**WHAT YOU SHOULD DO**
Set down each record below precisely, skipping the pictures.

**DATA SHOWN**
--
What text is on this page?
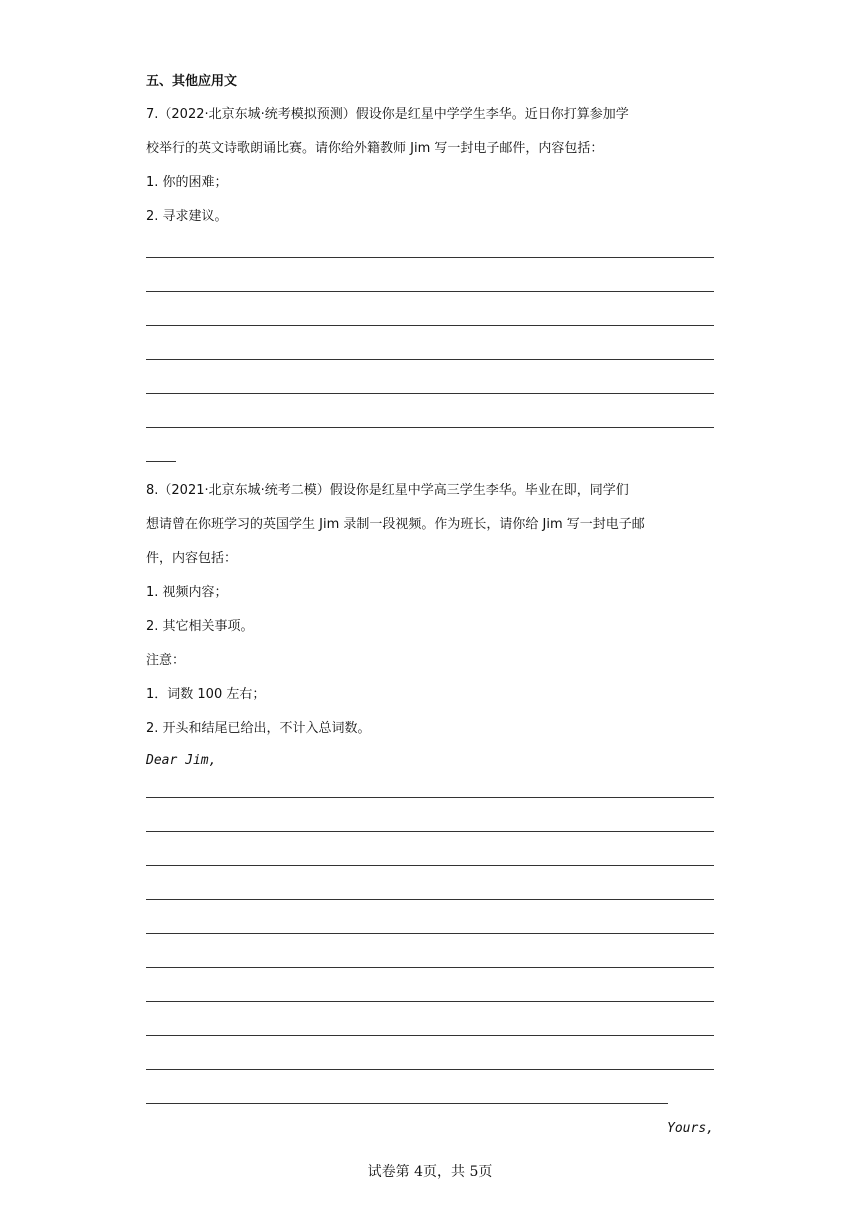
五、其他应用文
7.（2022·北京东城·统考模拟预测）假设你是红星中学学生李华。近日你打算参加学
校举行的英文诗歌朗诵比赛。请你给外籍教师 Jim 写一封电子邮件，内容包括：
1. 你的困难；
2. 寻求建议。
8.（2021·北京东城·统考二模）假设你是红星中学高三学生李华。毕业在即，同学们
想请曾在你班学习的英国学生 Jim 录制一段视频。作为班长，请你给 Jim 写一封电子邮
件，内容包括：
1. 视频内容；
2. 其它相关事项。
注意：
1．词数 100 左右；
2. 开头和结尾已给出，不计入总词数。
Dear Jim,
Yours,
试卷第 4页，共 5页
--
**SOLUTION TO THE PROBLEM**
What text is on this page?
五、其他应用文
7.（2022·北京东城·统考模拟预测）假设你是红星中学学生李华。近日你打算参加学
校举行的英文诗歌朗诵比赛。请你给外籍教师 Jim 写一封电子邮件，内容包括：
1. 你的困难；
2. 寻求建议。
8.（2021·北京东城·统考二模）假设你是红星中学高三学生李华。毕业在即，同学们
想请曾在你班学习的英国学生 Jim 录制一段视频。作为班长，请你给 Jim 写一封电子邮
件，内容包括：
1. 视频内容；
2. 其它相关事项。
注意：
1．词数 100 左右；
2. 开头和结尾已给出，不计入总词数。
Dear Jim,
Yours,
试卷第 4页，共 5页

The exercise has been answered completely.